> _What this task involves_: Copy out each line below exactly as it appears.

> _Input material_:
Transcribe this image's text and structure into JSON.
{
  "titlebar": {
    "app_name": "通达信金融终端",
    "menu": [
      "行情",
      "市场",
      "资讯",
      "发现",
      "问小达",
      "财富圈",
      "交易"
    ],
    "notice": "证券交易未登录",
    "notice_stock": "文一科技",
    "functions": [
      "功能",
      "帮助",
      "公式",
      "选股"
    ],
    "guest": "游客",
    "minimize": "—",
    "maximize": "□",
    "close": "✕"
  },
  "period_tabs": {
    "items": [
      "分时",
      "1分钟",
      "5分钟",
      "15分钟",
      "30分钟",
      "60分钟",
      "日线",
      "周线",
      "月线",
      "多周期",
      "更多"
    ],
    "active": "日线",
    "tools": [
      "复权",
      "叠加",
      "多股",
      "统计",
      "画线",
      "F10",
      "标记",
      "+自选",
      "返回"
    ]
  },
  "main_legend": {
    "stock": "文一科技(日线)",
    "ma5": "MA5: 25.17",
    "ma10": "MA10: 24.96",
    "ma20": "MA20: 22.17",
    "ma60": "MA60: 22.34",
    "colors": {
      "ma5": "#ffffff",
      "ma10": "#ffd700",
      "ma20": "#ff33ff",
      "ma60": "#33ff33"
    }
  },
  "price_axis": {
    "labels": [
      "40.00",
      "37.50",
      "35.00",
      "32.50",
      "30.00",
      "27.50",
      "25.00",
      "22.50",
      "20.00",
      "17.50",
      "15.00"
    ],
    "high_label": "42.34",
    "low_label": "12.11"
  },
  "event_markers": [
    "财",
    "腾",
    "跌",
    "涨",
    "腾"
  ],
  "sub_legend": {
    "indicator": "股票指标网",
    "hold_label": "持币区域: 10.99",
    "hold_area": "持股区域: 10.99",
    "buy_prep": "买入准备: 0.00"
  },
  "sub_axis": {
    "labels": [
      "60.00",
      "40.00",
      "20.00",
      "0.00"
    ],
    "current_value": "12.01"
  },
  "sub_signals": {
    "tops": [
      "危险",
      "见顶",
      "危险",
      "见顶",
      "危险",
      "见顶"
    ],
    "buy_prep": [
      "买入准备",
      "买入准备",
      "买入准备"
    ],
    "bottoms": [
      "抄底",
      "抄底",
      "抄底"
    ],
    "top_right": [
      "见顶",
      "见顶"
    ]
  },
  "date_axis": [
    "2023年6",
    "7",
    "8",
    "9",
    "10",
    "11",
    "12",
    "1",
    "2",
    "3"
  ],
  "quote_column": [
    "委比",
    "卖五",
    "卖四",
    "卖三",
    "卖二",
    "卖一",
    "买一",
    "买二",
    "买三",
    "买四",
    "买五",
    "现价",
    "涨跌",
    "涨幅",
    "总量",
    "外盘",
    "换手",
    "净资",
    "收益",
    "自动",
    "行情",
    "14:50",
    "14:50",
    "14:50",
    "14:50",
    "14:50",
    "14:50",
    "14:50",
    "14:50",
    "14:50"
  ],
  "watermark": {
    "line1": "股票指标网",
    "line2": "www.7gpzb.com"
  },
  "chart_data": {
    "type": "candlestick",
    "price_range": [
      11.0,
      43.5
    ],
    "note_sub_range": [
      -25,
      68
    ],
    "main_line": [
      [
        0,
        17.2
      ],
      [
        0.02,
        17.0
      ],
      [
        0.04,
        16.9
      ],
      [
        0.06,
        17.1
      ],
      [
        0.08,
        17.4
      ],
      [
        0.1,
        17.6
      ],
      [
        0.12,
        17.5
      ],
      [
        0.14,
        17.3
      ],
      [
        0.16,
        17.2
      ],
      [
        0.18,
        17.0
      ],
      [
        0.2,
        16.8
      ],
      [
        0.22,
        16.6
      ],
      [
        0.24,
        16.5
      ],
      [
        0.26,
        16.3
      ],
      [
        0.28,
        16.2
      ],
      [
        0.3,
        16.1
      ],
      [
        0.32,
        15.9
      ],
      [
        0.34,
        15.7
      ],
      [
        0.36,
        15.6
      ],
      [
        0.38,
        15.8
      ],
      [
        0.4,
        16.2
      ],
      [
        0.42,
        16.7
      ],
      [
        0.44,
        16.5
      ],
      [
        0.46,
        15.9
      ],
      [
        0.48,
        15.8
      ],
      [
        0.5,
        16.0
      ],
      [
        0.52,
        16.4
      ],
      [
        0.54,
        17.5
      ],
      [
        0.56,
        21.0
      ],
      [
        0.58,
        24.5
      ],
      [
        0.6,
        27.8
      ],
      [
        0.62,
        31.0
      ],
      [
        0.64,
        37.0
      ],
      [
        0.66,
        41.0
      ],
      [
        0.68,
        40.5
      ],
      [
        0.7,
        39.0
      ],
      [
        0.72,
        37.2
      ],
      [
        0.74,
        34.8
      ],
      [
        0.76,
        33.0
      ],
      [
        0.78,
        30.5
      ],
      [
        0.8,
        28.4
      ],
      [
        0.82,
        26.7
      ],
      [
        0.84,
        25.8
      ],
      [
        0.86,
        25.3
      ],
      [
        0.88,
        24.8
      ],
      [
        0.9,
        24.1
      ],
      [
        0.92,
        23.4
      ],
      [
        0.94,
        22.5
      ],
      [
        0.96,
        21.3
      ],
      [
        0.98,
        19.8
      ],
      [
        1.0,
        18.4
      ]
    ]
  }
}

> _Solution to the exercise_:
Transcribe this image's text and structure into JSON.
{
  "titlebar": {
    "app_name": "通达信金融终端",
    "menu": [
      "行情",
      "市场",
      "资讯",
      "发现",
      "问小达",
      "财富圈",
      "交易"
    ],
    "notice": "证券交易未登录",
    "notice_stock": "文一科技",
    "functions": [
      "功能",
      "帮助",
      "公式",
      "选股"
    ],
    "guest": "游客",
    "minimize": "—",
    "maximize": "□",
    "close": "✕"
  },
  "period_tabs": {
    "items": [
      "分时",
      "1分钟",
      "5分钟",
      "15分钟",
      "30分钟",
      "60分钟",
      "日线",
      "周线",
      "月线",
      "多周期",
      "更多"
    ],
    "active": "日线",
    "tools": [
      "复权",
      "叠加",
      "多股",
      "统计",
      "画线",
      "F10",
      "标记",
      "+自选",
      "返回"
    ]
  },
  "main_legend": {
    "stock": "文一科技(日线)",
    "ma5": "MA5: 25.17",
    "ma10": "MA10: 24.96",
    "ma20": "MA20: 22.17",
    "ma60": "MA60: 22.34",
    "colors": {
      "ma5": "#ffffff",
      "ma10": "#ffd700",
      "ma20": "#ff33ff",
      "ma60": "#33ff33"
    }
  },
  "price_axis": {
    "labels": [
      "40.00",
      "37.50",
      "35.00",
      "32.50",
      "30.00",
      "27.50",
      "25.00",
      "22.50",
      "20.00",
      "17.50",
      "15.00"
    ],
    "high_label": "42.34",
    "low_label": "12.11"
  },
  "event_markers": [
    "财",
    "腾",
    "跌",
    "涨",
    "腾"
  ],
  "sub_legend": {
    "indicator": "股票指标网",
    "hold_label": "持币区域: 10.99",
    "hold_area": "持股区域: 10.99",
    "buy_prep": "买入准备: 0.00"
  },
  "sub_axis": {
    "labels": [
      "60.00",
      "40.00",
      "20.00",
      "0.00"
    ],
    "current_value": "12.01"
  },
  "sub_signals": {
    "tops": [
      "危险",
      "见顶",
      "危险",
      "见顶",
      "危险",
      "见顶"
    ],
    "buy_prep": [
      "买入准备",
      "买入准备",
      "买入准备"
    ],
    "bottoms": [
      "抄底",
      "抄底",
      "抄底"
    ],
    "top_right": [
      "见顶",
      "见顶"
    ]
  },
  "date_axis": [
    "2023年6",
    "7",
    "8",
    "9",
    "10",
    "11",
    "12",
    "1",
    "2",
    "3"
  ],
  "quote_column": [
    "委比",
    "卖五",
    "卖四",
    "卖三",
    "卖二",
    "卖一",
    "买一",
    "买二",
    "买三",
    "买四",
    "买五",
    "现价",
    "涨跌",
    "涨幅",
    "总量",
    "外盘",
    "换手",
    "净资",
    "收益",
    "自动",
    "行情",
    "14:50",
    "14:50",
    "14:50",
    "14:50",
    "14:50",
    "14:50",
    "14:50",
    "14:50",
    "14:50"
  ],
  "watermark": {
    "line1": "股票指标网",
    "line2": "www.7gpzb.com"
  },
  "chart_data": {
    "type": "candlestick",
    "price_range": [
      11.0,
      43.5
    ],
    "note_sub_range": [
      -25,
      68
    ],
    "main_line": [
      [
        0,
        17.2
      ],
      [
        0.02,
        17.0
      ],
      [
        0.04,
        16.9
      ],
      [
        0.06,
        17.1
      ],
      [
        0.08,
        17.4
      ],
      [
        0.1,
        17.6
      ],
      [
        0.12,
        17.5
      ],
      [
        0.14,
        17.3
      ],
      [
        0.16,
        17.2
      ],
      [
        0.18,
        17.0
      ],
      [
        0.2,
        16.8
      ],
      [
        0.22,
        16.6
      ],
      [
        0.24,
        16.5
      ],
      [
        0.26,
        16.3
      ],
      [
        0.28,
        16.2
      ],
      [
        0.3,
        16.1
      ],
      [
        0.32,
        15.9
      ],
      [
        0.34,
        15.7
      ],
      [
        0.36,
        15.6
      ],
      [
        0.38,
        15.8
      ],
      [
        0.4,
        16.2
      ],
      [
        0.42,
        16.7
      ],
      [
        0.44,
        16.5
      ],
      [
        0.46,
        15.9
      ],
      [
        0.48,
        15.8
      ],
      [
        0.5,
        16.0
      ],
      [
        0.52,
        16.4
      ],
      [
        0.54,
        17.5
      ],
      [
        0.56,
        21.0
      ],
      [
        0.58,
        24.5
      ],
      [
        0.6,
        27.8
      ],
      [
        0.62,
        31.0
      ],
      [
        0.64,
        37.0
      ],
      [
        0.66,
        41.0
      ],
      [
        0.68,
        40.5
      ],
      [
        0.7,
        39.0
      ],
      [
        0.72,
        37.2
      ],
      [
        0.74,
        34.8
      ],
      [
        0.76,
        33.0
      ],
      [
        0.78,
        30.5
      ],
      [
        0.8,
        28.4
      ],
      [
        0.82,
        26.7
      ],
      [
        0.84,
        25.8
      ],
      [
        0.86,
        25.3
      ],
      [
        0.88,
        24.8
      ],
      [
        0.9,
        24.1
      ],
      [
        0.92,
        23.4
      ],
      [
        0.94,
        22.5
      ],
      [
        0.96,
        21.3
      ],
      [
        0.98,
        19.8
      ],
      [
        1.0,
        18.4
      ]
    ]
  }
}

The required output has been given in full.